** START Dataset records **

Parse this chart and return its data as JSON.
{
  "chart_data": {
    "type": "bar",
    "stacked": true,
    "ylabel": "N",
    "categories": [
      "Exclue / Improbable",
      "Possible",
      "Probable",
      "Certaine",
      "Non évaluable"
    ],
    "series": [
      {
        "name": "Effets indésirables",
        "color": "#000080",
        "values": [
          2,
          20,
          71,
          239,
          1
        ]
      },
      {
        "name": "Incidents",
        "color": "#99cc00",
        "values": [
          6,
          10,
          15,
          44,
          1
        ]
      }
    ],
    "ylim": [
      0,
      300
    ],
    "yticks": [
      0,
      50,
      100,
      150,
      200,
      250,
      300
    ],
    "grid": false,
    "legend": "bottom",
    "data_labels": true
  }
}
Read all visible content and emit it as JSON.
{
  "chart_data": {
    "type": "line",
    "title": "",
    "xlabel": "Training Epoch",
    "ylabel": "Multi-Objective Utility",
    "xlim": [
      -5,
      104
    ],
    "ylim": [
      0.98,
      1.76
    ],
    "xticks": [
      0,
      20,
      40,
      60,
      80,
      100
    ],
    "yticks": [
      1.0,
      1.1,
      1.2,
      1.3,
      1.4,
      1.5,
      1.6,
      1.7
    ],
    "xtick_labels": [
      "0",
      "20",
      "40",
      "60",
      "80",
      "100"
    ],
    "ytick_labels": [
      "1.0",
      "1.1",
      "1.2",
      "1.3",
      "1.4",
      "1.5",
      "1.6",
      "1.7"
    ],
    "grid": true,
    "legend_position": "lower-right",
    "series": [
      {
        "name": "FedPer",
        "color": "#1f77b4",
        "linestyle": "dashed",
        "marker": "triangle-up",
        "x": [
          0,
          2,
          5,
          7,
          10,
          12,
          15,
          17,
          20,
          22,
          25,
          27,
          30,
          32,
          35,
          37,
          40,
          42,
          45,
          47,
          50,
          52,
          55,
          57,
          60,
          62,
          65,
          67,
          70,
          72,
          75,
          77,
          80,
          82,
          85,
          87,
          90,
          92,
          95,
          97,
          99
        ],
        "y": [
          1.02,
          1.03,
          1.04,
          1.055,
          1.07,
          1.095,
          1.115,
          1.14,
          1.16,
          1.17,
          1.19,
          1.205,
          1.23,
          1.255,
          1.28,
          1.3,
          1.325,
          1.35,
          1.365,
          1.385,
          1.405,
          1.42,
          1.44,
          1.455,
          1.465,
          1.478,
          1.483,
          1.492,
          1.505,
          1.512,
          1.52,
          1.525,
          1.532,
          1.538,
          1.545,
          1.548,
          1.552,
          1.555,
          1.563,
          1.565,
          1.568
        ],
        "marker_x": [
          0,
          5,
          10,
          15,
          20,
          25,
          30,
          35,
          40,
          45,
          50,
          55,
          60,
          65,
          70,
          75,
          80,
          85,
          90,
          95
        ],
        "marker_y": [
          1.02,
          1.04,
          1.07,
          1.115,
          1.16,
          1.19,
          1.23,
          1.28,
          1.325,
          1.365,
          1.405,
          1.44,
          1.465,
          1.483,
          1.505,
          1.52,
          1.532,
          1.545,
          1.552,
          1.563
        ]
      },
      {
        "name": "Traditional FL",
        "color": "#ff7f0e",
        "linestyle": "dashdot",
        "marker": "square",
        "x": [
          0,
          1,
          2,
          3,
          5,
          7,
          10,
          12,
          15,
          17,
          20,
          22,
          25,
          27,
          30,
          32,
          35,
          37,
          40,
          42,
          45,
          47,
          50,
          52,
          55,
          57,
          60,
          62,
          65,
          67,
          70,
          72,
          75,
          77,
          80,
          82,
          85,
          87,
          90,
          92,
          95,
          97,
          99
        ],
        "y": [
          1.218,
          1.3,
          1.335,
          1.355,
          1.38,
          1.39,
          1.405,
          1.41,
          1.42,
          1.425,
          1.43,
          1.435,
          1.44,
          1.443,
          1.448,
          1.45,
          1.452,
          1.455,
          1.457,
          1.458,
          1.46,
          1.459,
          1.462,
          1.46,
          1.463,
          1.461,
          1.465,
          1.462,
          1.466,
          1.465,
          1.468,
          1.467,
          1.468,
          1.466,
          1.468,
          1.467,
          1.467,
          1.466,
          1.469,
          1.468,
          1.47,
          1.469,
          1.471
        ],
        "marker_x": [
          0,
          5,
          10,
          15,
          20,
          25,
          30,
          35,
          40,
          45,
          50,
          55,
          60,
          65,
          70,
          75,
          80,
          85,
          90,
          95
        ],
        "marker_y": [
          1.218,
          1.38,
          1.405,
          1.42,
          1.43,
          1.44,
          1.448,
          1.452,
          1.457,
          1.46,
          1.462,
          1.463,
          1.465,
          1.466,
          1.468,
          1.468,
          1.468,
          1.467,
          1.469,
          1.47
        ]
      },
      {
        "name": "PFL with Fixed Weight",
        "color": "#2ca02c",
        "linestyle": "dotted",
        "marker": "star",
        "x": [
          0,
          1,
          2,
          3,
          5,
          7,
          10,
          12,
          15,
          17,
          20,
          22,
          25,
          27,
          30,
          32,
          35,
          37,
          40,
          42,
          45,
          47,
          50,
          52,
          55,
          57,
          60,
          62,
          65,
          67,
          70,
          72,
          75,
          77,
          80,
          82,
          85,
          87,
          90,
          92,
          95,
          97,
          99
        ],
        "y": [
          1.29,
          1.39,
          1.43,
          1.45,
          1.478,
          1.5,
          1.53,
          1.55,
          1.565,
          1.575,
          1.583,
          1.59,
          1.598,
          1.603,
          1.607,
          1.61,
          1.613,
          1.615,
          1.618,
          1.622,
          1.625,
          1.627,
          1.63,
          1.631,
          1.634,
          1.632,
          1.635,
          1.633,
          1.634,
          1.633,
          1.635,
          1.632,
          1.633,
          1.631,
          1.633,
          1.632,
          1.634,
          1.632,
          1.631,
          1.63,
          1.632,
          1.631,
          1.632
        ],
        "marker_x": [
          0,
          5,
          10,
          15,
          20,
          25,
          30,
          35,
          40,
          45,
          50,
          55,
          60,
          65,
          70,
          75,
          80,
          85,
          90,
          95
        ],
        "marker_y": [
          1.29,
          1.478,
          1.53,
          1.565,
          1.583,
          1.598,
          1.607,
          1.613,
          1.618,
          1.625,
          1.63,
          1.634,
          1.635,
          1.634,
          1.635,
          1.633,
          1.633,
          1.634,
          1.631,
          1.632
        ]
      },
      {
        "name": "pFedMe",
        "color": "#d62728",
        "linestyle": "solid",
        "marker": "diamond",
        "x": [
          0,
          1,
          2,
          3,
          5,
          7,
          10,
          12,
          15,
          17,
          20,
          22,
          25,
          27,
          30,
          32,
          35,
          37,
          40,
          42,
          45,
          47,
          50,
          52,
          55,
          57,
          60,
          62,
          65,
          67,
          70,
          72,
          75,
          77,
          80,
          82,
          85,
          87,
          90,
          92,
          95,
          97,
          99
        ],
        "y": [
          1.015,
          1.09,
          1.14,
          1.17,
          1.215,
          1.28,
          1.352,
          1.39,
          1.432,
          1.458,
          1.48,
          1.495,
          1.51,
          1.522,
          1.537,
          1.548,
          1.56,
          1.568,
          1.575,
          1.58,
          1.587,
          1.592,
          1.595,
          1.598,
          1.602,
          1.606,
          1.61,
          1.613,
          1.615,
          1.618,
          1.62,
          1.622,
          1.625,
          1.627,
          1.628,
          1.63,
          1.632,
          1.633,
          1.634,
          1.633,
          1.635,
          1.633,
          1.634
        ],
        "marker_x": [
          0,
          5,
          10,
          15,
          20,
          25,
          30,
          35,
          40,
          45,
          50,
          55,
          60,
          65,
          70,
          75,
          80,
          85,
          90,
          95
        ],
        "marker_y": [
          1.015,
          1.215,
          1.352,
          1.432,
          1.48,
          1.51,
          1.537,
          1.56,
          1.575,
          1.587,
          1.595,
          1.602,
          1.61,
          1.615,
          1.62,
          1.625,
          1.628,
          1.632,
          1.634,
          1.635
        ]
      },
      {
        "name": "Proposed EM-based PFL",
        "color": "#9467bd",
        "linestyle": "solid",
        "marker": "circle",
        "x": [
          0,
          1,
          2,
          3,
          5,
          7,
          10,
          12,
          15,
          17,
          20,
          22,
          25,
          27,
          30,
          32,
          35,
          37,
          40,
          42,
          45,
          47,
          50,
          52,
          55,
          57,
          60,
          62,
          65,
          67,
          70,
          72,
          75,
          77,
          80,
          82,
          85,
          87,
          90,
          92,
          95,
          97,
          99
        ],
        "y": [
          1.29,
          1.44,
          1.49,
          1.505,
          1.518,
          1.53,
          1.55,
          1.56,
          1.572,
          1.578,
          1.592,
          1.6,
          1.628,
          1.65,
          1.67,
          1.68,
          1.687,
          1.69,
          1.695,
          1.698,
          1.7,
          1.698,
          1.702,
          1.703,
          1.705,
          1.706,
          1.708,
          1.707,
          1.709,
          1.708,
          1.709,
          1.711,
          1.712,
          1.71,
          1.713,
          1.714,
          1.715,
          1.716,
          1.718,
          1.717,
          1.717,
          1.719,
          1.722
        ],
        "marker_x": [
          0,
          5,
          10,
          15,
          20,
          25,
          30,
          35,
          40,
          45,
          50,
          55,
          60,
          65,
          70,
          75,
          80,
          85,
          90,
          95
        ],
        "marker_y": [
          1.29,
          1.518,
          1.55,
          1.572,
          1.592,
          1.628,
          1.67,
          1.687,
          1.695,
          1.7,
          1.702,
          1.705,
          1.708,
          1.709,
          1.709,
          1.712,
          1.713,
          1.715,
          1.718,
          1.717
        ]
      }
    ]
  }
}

** END Dataset records **

__Task objective__. Count the lines in the records above that contain the word "JSON", and give only the number.

__Result__. 2